▶ **Exercise brief**:
Of all the lines in the material, how many include the word "color"? Give only the number.

>> Begin Task input

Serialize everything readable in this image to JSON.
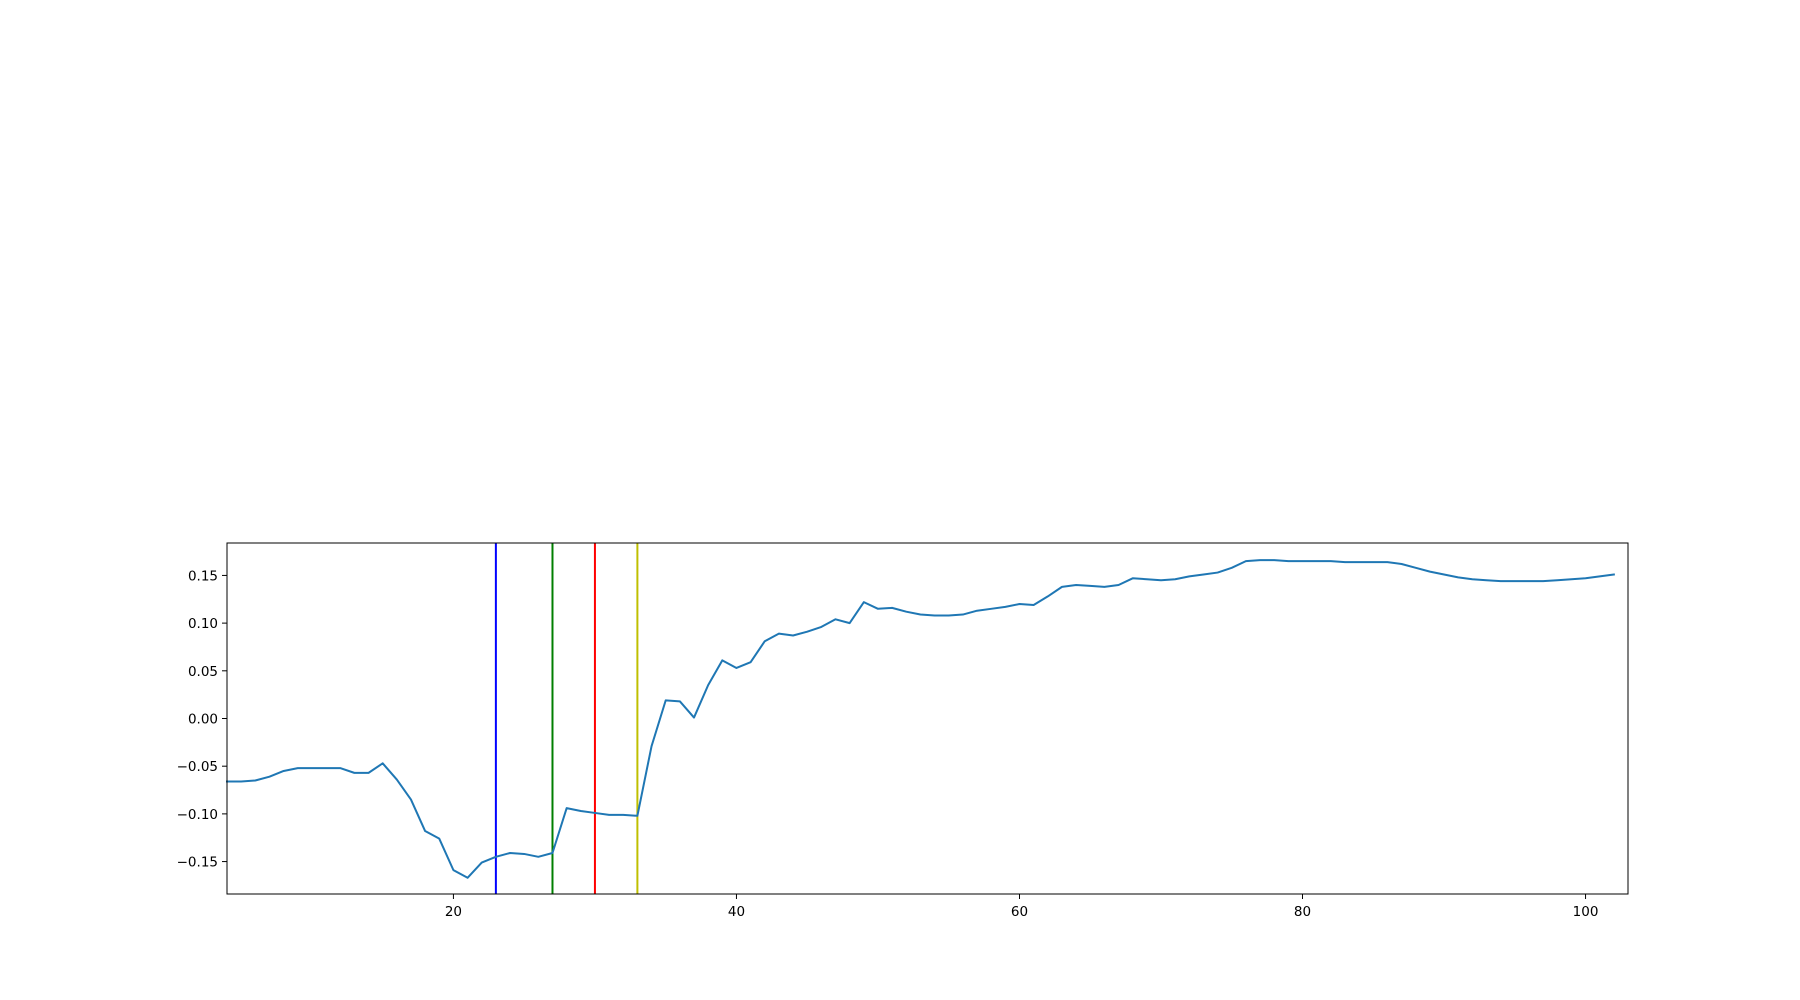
{
  "chart_data": {
    "type": "line",
    "title": "",
    "xlabel": "",
    "ylabel": "",
    "xlim": [
      4,
      103
    ],
    "ylim": [
      -0.184,
      0.184
    ],
    "grid": false,
    "legend": "none",
    "x_ticks": [
      {
        "value": 20,
        "label": "20"
      },
      {
        "value": 40,
        "label": "40"
      },
      {
        "value": 60,
        "label": "60"
      },
      {
        "value": 80,
        "label": "80"
      },
      {
        "value": 100,
        "label": "100"
      }
    ],
    "y_ticks": [
      {
        "value": 0.15,
        "label": "0.15"
      },
      {
        "value": 0.1,
        "label": "0.10"
      },
      {
        "value": 0.05,
        "label": "0.05"
      },
      {
        "value": 0.0,
        "label": "0.00"
      },
      {
        "value": -0.05,
        "label": "−0.05"
      },
      {
        "value": -0.1,
        "label": "−0.10"
      },
      {
        "value": -0.15,
        "label": "−0.15"
      }
    ],
    "series": [
      {
        "color": "#1f77b4",
        "x": [
          4,
          5,
          6,
          7,
          8,
          9,
          10,
          11,
          12,
          13,
          14,
          15,
          16,
          17,
          18,
          19,
          20,
          21,
          22,
          23,
          24,
          25,
          26,
          27,
          28,
          29,
          30,
          31,
          32,
          33,
          34,
          35,
          36,
          37,
          38,
          39,
          40,
          41,
          42,
          43,
          44,
          45,
          46,
          47,
          48,
          49,
          50,
          51,
          52,
          53,
          54,
          55,
          56,
          57,
          58,
          59,
          60,
          61,
          62,
          63,
          64,
          65,
          66,
          67,
          68,
          69,
          70,
          71,
          72,
          73,
          74,
          75,
          76,
          77,
          78,
          79,
          80,
          81,
          82,
          83,
          84,
          85,
          86,
          87,
          88,
          89,
          90,
          91,
          92,
          93,
          94,
          95,
          96,
          97,
          98,
          99,
          100,
          101,
          102
        ],
        "y": [
          -0.066,
          -0.066,
          -0.065,
          -0.061,
          -0.055,
          -0.052,
          -0.052,
          -0.052,
          -0.052,
          -0.057,
          -0.057,
          -0.047,
          -0.064,
          -0.085,
          -0.118,
          -0.126,
          -0.159,
          -0.167,
          -0.151,
          -0.145,
          -0.141,
          -0.142,
          -0.145,
          -0.141,
          -0.094,
          -0.097,
          -0.099,
          -0.101,
          -0.101,
          -0.102,
          -0.029,
          0.019,
          0.018,
          0.001,
          0.035,
          0.061,
          0.053,
          0.059,
          0.081,
          0.089,
          0.087,
          0.091,
          0.096,
          0.104,
          0.1,
          0.122,
          0.115,
          0.116,
          0.112,
          0.109,
          0.108,
          0.108,
          0.109,
          0.113,
          0.115,
          0.117,
          0.12,
          0.119,
          0.128,
          0.138,
          0.14,
          0.139,
          0.138,
          0.14,
          0.147,
          0.146,
          0.145,
          0.146,
          0.149,
          0.151,
          0.153,
          0.158,
          0.165,
          0.166,
          0.166,
          0.165,
          0.165,
          0.165,
          0.165,
          0.164,
          0.164,
          0.164,
          0.164,
          0.162,
          0.158,
          0.154,
          0.151,
          0.148,
          0.146,
          0.145,
          0.144,
          0.144,
          0.144,
          0.144,
          0.145,
          0.146,
          0.147,
          0.149,
          0.151
        ]
      }
    ],
    "vlines": [
      {
        "x": 23,
        "color": "#0000ff"
      },
      {
        "x": 27,
        "color": "#007f00"
      },
      {
        "x": 30,
        "color": "#ff0000"
      },
      {
        "x": 33,
        "color": "#bfbf00"
      }
    ]
  }
}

>> End Task input

▶ **Written answer**:
5